>> start

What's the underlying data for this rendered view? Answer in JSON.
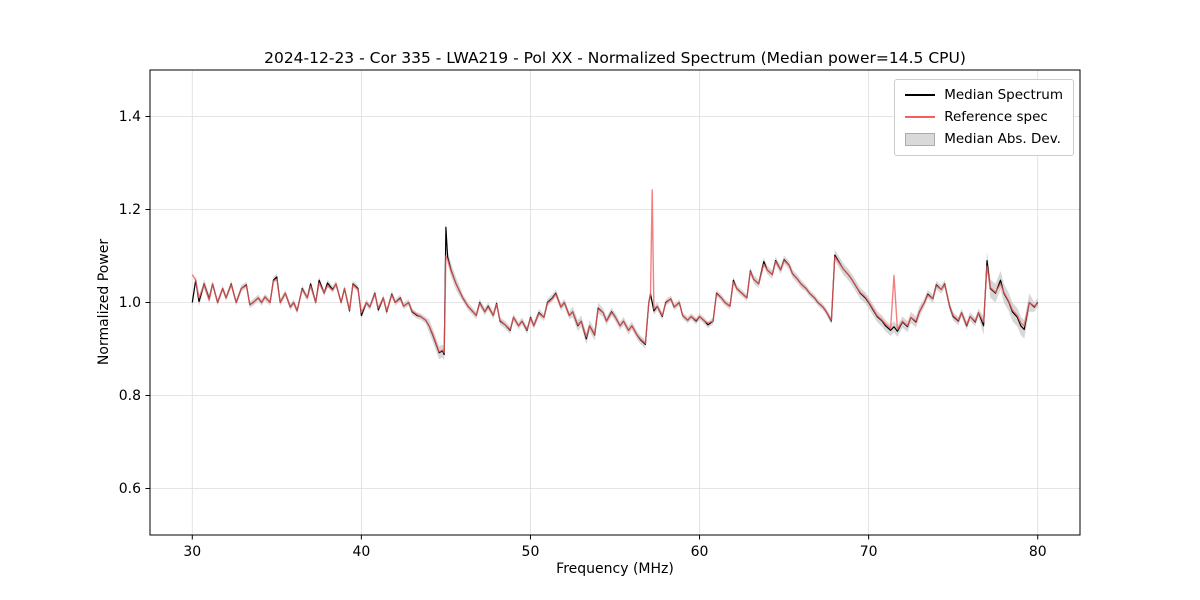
{
  "chart_data": {
    "type": "line",
    "title": "2024-12-23 - Cor 335 - LWA219 - Pol XX - Normalized Spectrum (Median power=14.5 CPU)",
    "xlabel": "Frequency (MHz)",
    "ylabel": "Normalized Power",
    "x_range": [
      27.5,
      82.5
    ],
    "y_range": [
      0.5,
      1.5
    ],
    "x_ticks": [
      30,
      40,
      50,
      60,
      70,
      80
    ],
    "y_ticks": [
      0.6,
      0.8,
      1.0,
      1.2,
      1.4
    ],
    "grid": true,
    "colors": {
      "median": "#000000",
      "reference": "#f25f5f",
      "mad_band": "#bdbdbd",
      "grid": "#dcdcdc",
      "spine": "#000000"
    },
    "legend": {
      "position": "upper right",
      "entries": [
        {
          "label": "Median Spectrum",
          "type": "line",
          "color": "#000000"
        },
        {
          "label": "Reference spec",
          "type": "line",
          "color": "#f25f5f"
        },
        {
          "label": "Median Abs. Dev.",
          "type": "patch",
          "color": "#d9d9d9"
        }
      ]
    },
    "series": {
      "frequency": [
        30.0,
        30.2,
        30.4,
        30.7,
        31.0,
        31.2,
        31.5,
        31.8,
        32.0,
        32.3,
        32.6,
        32.9,
        33.2,
        33.4,
        33.6,
        33.9,
        34.1,
        34.3,
        34.6,
        34.8,
        35.0,
        35.2,
        35.5,
        35.8,
        36.0,
        36.2,
        36.5,
        36.8,
        37.0,
        37.3,
        37.5,
        37.8,
        38.0,
        38.3,
        38.5,
        38.8,
        39.0,
        39.3,
        39.5,
        39.8,
        40.0,
        40.3,
        40.5,
        40.8,
        41.0,
        41.3,
        41.5,
        41.8,
        42.0,
        42.3,
        42.5,
        42.8,
        43.0,
        43.3,
        43.5,
        43.8,
        44.0,
        44.2,
        44.4,
        44.6,
        44.8,
        44.9,
        45.0,
        45.1,
        45.3,
        45.6,
        46.0,
        46.3,
        46.6,
        46.8,
        47.0,
        47.3,
        47.5,
        47.8,
        48.0,
        48.2,
        48.5,
        48.8,
        49.0,
        49.3,
        49.5,
        49.8,
        50.0,
        50.2,
        50.5,
        50.8,
        51.0,
        51.3,
        51.5,
        51.8,
        52.0,
        52.3,
        52.5,
        52.8,
        53.0,
        53.3,
        53.5,
        53.8,
        54.0,
        54.3,
        54.5,
        54.8,
        55.0,
        55.3,
        55.5,
        55.8,
        56.0,
        56.3,
        56.5,
        56.8,
        57.0,
        57.1,
        57.2,
        57.3,
        57.5,
        57.8,
        58.0,
        58.3,
        58.5,
        58.8,
        59.0,
        59.3,
        59.5,
        59.8,
        60.0,
        60.3,
        60.5,
        60.8,
        61.0,
        61.3,
        61.5,
        61.8,
        62.0,
        62.2,
        62.5,
        62.8,
        63.0,
        63.2,
        63.5,
        63.8,
        64.0,
        64.3,
        64.5,
        64.8,
        65.0,
        65.3,
        65.5,
        65.8,
        66.0,
        66.3,
        66.5,
        66.8,
        67.0,
        67.3,
        67.5,
        67.8,
        68.0,
        68.2,
        68.5,
        68.8,
        69.0,
        69.3,
        69.5,
        69.8,
        70.0,
        70.3,
        70.5,
        70.8,
        71.0,
        71.3,
        71.5,
        71.7,
        72.0,
        72.3,
        72.5,
        72.8,
        73.0,
        73.3,
        73.5,
        73.8,
        74.0,
        74.3,
        74.5,
        74.8,
        75.0,
        75.3,
        75.5,
        75.8,
        76.0,
        76.3,
        76.5,
        76.8,
        77.0,
        77.2,
        77.5,
        77.8,
        78.0,
        78.3,
        78.5,
        78.8,
        79.0,
        79.2,
        79.5,
        79.8,
        80.0
      ],
      "median": [
        1.0,
        1.048,
        1.002,
        1.04,
        1.008,
        1.04,
        1.0,
        1.03,
        1.01,
        1.04,
        1.0,
        1.03,
        1.038,
        0.995,
        1.0,
        1.01,
        1.0,
        1.012,
        1.0,
        1.048,
        1.055,
        1.0,
        1.02,
        0.99,
        1.0,
        0.982,
        1.03,
        1.01,
        1.04,
        1.0,
        1.048,
        1.02,
        1.042,
        1.028,
        1.04,
        1.0,
        1.03,
        0.982,
        1.04,
        1.03,
        0.972,
        1.0,
        0.99,
        1.02,
        0.984,
        1.01,
        0.98,
        1.018,
        1.0,
        1.01,
        0.992,
        1.0,
        0.98,
        0.972,
        0.97,
        0.962,
        0.95,
        0.932,
        0.912,
        0.892,
        0.896,
        0.888,
        1.162,
        1.098,
        1.07,
        1.04,
        1.01,
        0.992,
        0.98,
        0.972,
        1.0,
        0.98,
        0.992,
        0.972,
        0.998,
        0.96,
        0.952,
        0.94,
        0.968,
        0.95,
        0.96,
        0.94,
        0.968,
        0.95,
        0.978,
        0.968,
        1.0,
        1.01,
        1.02,
        0.99,
        1.0,
        0.972,
        0.98,
        0.95,
        0.96,
        0.922,
        0.95,
        0.93,
        0.988,
        0.978,
        0.96,
        0.98,
        0.97,
        0.95,
        0.96,
        0.94,
        0.95,
        0.93,
        0.92,
        0.91,
        1.0,
        1.018,
        1.0,
        0.982,
        0.992,
        0.97,
        1.0,
        1.008,
        0.99,
        1.0,
        0.972,
        0.962,
        0.97,
        0.96,
        0.97,
        0.96,
        0.952,
        0.96,
        1.02,
        1.01,
        1.0,
        0.992,
        1.048,
        1.03,
        1.02,
        1.01,
        1.068,
        1.05,
        1.04,
        1.088,
        1.07,
        1.06,
        1.09,
        1.07,
        1.092,
        1.08,
        1.062,
        1.05,
        1.04,
        1.03,
        1.02,
        1.01,
        1.0,
        0.99,
        0.98,
        0.96,
        1.102,
        1.09,
        1.072,
        1.06,
        1.05,
        1.032,
        1.02,
        1.01,
        1.0,
        0.982,
        0.97,
        0.96,
        0.95,
        0.94,
        0.948,
        0.938,
        0.958,
        0.948,
        0.968,
        0.958,
        0.98,
        1.0,
        1.018,
        1.008,
        1.038,
        1.028,
        1.04,
        0.99,
        0.97,
        0.96,
        0.978,
        0.95,
        0.97,
        0.958,
        0.978,
        0.95,
        1.09,
        1.03,
        1.02,
        1.048,
        1.02,
        1.0,
        0.98,
        0.968,
        0.95,
        0.942,
        1.0,
        0.99,
        1.0
      ],
      "reference": [
        1.06,
        1.048,
        1.01,
        1.038,
        1.005,
        1.04,
        1.0,
        1.03,
        1.01,
        1.038,
        1.0,
        1.03,
        1.036,
        0.995,
        1.0,
        1.01,
        1.0,
        1.012,
        1.0,
        1.046,
        1.05,
        1.0,
        1.02,
        0.99,
        1.0,
        0.982,
        1.028,
        1.01,
        1.035,
        1.0,
        1.042,
        1.02,
        1.036,
        1.026,
        1.04,
        1.0,
        1.03,
        0.984,
        1.038,
        1.028,
        0.978,
        1.0,
        0.99,
        1.018,
        0.988,
        1.01,
        0.982,
        1.016,
        1.0,
        1.008,
        0.992,
        1.0,
        0.982,
        0.974,
        0.97,
        0.962,
        0.95,
        0.934,
        0.914,
        0.894,
        0.898,
        0.892,
        1.1,
        1.092,
        1.068,
        1.04,
        1.01,
        0.992,
        0.98,
        0.972,
        0.998,
        0.98,
        0.99,
        0.972,
        0.996,
        0.962,
        0.952,
        0.942,
        0.968,
        0.95,
        0.96,
        0.942,
        0.966,
        0.95,
        0.976,
        0.968,
        0.998,
        1.008,
        1.018,
        0.99,
        1.0,
        0.972,
        0.98,
        0.952,
        0.96,
        0.926,
        0.95,
        0.932,
        0.986,
        0.978,
        0.96,
        0.978,
        0.97,
        0.95,
        0.96,
        0.94,
        0.95,
        0.93,
        0.922,
        0.912,
        1.0,
        1.016,
        1.242,
        0.986,
        0.992,
        0.972,
        0.998,
        1.008,
        0.99,
        1.0,
        0.972,
        0.962,
        0.97,
        0.962,
        0.97,
        0.96,
        0.956,
        0.96,
        1.018,
        1.01,
        1.0,
        0.992,
        1.044,
        1.03,
        1.02,
        1.01,
        1.066,
        1.05,
        1.04,
        1.082,
        1.07,
        1.06,
        1.088,
        1.07,
        1.09,
        1.08,
        1.062,
        1.05,
        1.04,
        1.03,
        1.02,
        1.01,
        1.0,
        0.99,
        0.98,
        0.962,
        1.098,
        1.088,
        1.072,
        1.06,
        1.05,
        1.032,
        1.022,
        1.012,
        1.002,
        0.984,
        0.972,
        0.962,
        0.954,
        0.944,
        1.058,
        0.942,
        0.96,
        0.95,
        0.968,
        0.96,
        0.98,
        1.0,
        1.016,
        1.008,
        1.036,
        1.028,
        1.038,
        0.992,
        0.972,
        0.962,
        0.978,
        0.952,
        0.97,
        0.96,
        0.978,
        0.958,
        1.078,
        1.032,
        1.022,
        1.04,
        1.022,
        1.002,
        0.984,
        0.972,
        0.956,
        0.95,
        1.0,
        0.992,
        0.998
      ]
    },
    "mad_segments": [
      {
        "from": 27.5,
        "to": 31.0,
        "value": 0.01
      },
      {
        "from": 31.0,
        "to": 43.8,
        "value": 0.007
      },
      {
        "from": 43.8,
        "to": 45.6,
        "value": 0.014
      },
      {
        "from": 45.6,
        "to": 52.4,
        "value": 0.008
      },
      {
        "from": 52.4,
        "to": 54.2,
        "value": 0.012
      },
      {
        "from": 54.2,
        "to": 57.5,
        "value": 0.009
      },
      {
        "from": 57.5,
        "to": 63.0,
        "value": 0.007
      },
      {
        "from": 63.0,
        "to": 66.0,
        "value": 0.009
      },
      {
        "from": 66.0,
        "to": 67.9,
        "value": 0.007
      },
      {
        "from": 67.9,
        "to": 73.0,
        "value": 0.012
      },
      {
        "from": 73.0,
        "to": 76.7,
        "value": 0.009
      },
      {
        "from": 76.7,
        "to": 79.6,
        "value": 0.02
      },
      {
        "from": 79.6,
        "to": 82.5,
        "value": 0.01
      }
    ]
  }
}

>> end

- [GIVEN TASK] Pull out every line in the material above where "Spectrum" occurs.

- [CORRECT OUTPUT]
    "title": "2024-12-23 - Cor 335 - LWA219 - Pol XX - Normalized Spectrum (Median power=14.5 CPU)",
          "label": "Median Spectrum",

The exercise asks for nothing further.